### Dataset excerpts ###

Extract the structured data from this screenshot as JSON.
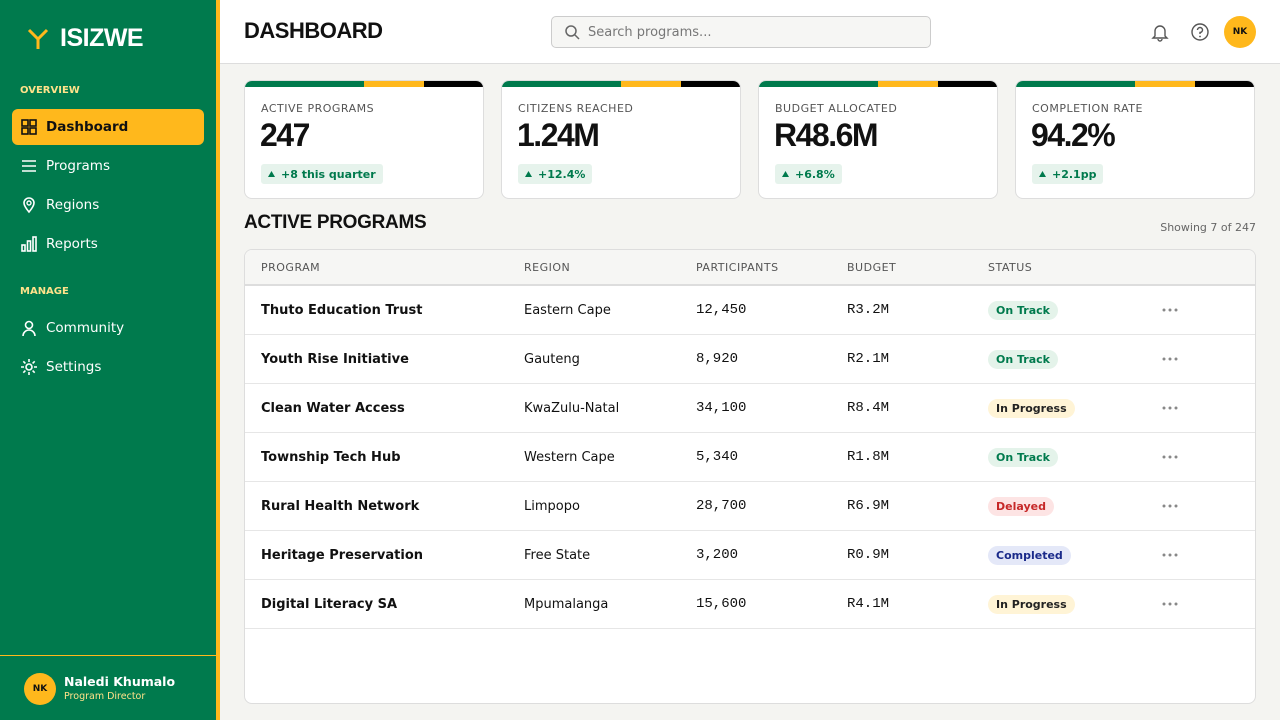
{
  "sidebar": {
    "brand": "ISIZWE",
    "sections": [
      {
        "title": "OVERVIEW",
        "items": [
          "Dashboard",
          "Programs",
          "Regions",
          "Reports"
        ]
      },
      {
        "title": "MANAGE",
        "items": [
          "Community",
          "Settings"
        ]
      }
    ],
    "user": {
      "initials": "NK",
      "name": "Naledi Khumalo",
      "role": "Program Director"
    }
  },
  "header": {
    "title": "DASHBOARD",
    "search_placeholder": "Search programs...",
    "avatar": "NK"
  },
  "stats": [
    {
      "label": "ACTIVE PROGRAMS",
      "value": "247",
      "change": "+8 this quarter"
    },
    {
      "label": "CITIZENS REACHED",
      "value": "1.24M",
      "change": "+12.4%"
    },
    {
      "label": "BUDGET ALLOCATED",
      "value": "R48.6M",
      "change": "+6.8%"
    },
    {
      "label": "COMPLETION RATE",
      "value": "94.2%",
      "change": "+2.1pp"
    }
  ],
  "table": {
    "title": "ACTIVE PROGRAMS",
    "showing": "Showing 7 of 247",
    "columns": [
      "PROGRAM",
      "REGION",
      "PARTICIPANTS",
      "BUDGET",
      "STATUS"
    ],
    "rows": [
      [
        "Thuto Education Trust",
        "Eastern Cape",
        "12,450",
        "R3.2M",
        "On Track"
      ],
      [
        "Youth Rise Initiative",
        "Gauteng",
        "8,920",
        "R2.1M",
        "On Track"
      ],
      [
        "Clean Water Access",
        "KwaZulu-Natal",
        "34,100",
        "R8.4M",
        "In Progress"
      ],
      [
        "Township Tech Hub",
        "Western Cape",
        "5,340",
        "R1.8M",
        "On Track"
      ],
      [
        "Rural Health Network",
        "Limpopo",
        "28,700",
        "R6.9M",
        "Delayed"
      ],
      [
        "Heritage Preservation",
        "Free State",
        "3,200",
        "R0.9M",
        "Completed"
      ],
      [
        "Digital Literacy SA",
        "Mpumalanga",
        "15,600",
        "R4.1M",
        "In Progress"
      ]
    ]
  }
}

###

■ Your task ■
Copy in full each line that holds the word "value".

■ Expected answer ■
      "value": "247",
      "value": "1.24M",
      "value": "R48.6M",
      "value": "94.2%",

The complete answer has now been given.